## REQUIRED ACTION 1
Copy the webinar article, everything from "Experts added that webinar" down to "relevant content calendar.", and swap "content calendar" for "editorial calendar".
## REQUIRED ACTION 2
Please extend the webinar article past its final sentence.

## DOCUMENT EXTRACT
Experts added that incorporating more panelists into webinars also enables producers to expand their reach — ultimately enabling panelists to promote deeper engagement prior to the live air date and encourage meaningful dialogue. Woulfe noted that PathFactory coordinates a promotion plan for webinar panelists to promote engagement.

“For the co-marketing panel webinars, the promotion is even more elaborate since we can leverage an even larger potential audience,” Woulfe said. “We enable our partners by making it as easy as possible to promote and share. We build comprehensive promo kits for our partners, including custom URLs, branded graphics, social copy and email copy. We recently got creative and asked panelists to post videos on their LinkedIn page to help promote a panel — we’ve found lots of success with this tactic in the past.”

Webcasts Fuel Ideas For Future Content Offerings

Experts added that webinar engagement can be a valuable resource for future content production, whether it be from curating the actual webinar or utilizing conversations with attendees to lay out a targeted, relevant content calendar.

“My favorite insights from webinars aren’t metrics — it’s the questions attendees ask during the Q&A session at the end,” said Ardath Albee, CEO & B2B Marketing Strategist at Marketing Interactions, during an interview with Demand Gen Report. “This gives me more knowledge about where they are in relation to the topic or buying journey and also fuels ideas for additional content or even follow-up sessions driven by what your audience wants to hear rather than what you want to talk about.”

Albee suggested writing answers to submitted questions during the webinar as post-show content and sharing that content with attendees. This shows that brands are listening to their audience’s questions and needs, leading to more meaningful conversations later down the sales funnel.

(Bounding box prediction data)
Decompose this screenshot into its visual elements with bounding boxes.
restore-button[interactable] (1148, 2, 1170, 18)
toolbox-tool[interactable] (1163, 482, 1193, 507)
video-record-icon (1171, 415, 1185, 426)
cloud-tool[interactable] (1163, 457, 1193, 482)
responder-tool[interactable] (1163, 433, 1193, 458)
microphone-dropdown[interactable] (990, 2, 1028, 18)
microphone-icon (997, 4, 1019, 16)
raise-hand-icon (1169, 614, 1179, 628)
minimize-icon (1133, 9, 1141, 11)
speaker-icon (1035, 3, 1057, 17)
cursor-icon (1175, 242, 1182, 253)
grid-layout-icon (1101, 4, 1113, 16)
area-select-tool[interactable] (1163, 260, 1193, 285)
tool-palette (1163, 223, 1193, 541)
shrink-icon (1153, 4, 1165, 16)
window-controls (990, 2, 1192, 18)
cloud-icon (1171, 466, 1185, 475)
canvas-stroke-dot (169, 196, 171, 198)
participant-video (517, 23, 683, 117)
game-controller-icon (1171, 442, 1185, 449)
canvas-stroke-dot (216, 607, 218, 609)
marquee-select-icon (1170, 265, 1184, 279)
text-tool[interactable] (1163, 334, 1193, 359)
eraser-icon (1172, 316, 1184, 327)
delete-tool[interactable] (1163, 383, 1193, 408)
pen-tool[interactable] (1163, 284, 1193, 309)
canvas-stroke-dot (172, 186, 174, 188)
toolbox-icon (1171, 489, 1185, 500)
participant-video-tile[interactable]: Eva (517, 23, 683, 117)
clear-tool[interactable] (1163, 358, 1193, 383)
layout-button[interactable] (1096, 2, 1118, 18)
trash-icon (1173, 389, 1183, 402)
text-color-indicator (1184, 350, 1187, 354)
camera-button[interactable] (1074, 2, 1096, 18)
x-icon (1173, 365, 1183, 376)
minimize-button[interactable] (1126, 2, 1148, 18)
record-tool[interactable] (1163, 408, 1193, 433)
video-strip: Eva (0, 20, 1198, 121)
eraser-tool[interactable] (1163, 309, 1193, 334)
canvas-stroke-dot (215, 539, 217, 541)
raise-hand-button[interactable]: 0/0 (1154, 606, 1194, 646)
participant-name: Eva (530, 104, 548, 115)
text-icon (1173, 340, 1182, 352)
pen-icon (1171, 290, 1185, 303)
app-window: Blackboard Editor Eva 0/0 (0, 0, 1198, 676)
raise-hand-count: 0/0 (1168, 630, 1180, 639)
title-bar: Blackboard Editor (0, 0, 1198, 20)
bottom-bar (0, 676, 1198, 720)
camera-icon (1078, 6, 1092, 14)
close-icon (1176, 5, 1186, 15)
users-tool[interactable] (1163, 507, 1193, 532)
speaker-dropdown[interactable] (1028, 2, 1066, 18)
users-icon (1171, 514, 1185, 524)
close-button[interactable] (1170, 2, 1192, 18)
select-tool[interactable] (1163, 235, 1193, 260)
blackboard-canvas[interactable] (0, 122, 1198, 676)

## TASK RESULT 1
Experts added that webinar engagement can be a valuable resource for future content production, whether it be from curating the actual webinar or utilizing conversations with attendees to lay out a targeted, relevant editorial calendar.

## TASK RESULT 2
“Give them something more to keep the conversation going,” Albee said. “You could even develop a nurture program around the topic to extend engagement and provide even more ideas and insights to those interested.”

An area that experts noted marketers often overlook is engagement and attendee participation with on-demand recordings. ON24 research shows that 36% of webinars attendees only watch always-on — i.e. on-demand — webinars. Of these always-on attendees, the majority register a week after a live event. This engagement can also fuel future content efforts. TimeTrade’s Mead noted that, while they always promote their on-demand sessions, there are opportunities for curation into other content formats.

“Very often, we’ll also take that [webinar] and turn it into an additional format like an E-book, just because we tend to find different people like different formats of content and not everybody wants to listen to the recording,” Mead said. “Some people prefer to read it themselves and be able to highlight and take down comments pretty easily. We try to make it as easy to digest the content as we can.”

Woulfe added that PathFactory also ensures that its webinar content is repurposed extensively to continue engaging prospective customers.

“We use them in our nurture programs and for live event follow-ups, and produce round-up ‘highlights’ blog posts,” Woulfe said. “Regardless of where we use the webinar, we always package it into a PathFactory Content Track with more related content.”

Another place to repurpose webinars is in chopping up the video itself and creating shorter videos that might just be little snippets. This aligns positively with buyer expectations and needs in terms of content, as research shows that the majority (93%) of buyers prefer shorter content formats.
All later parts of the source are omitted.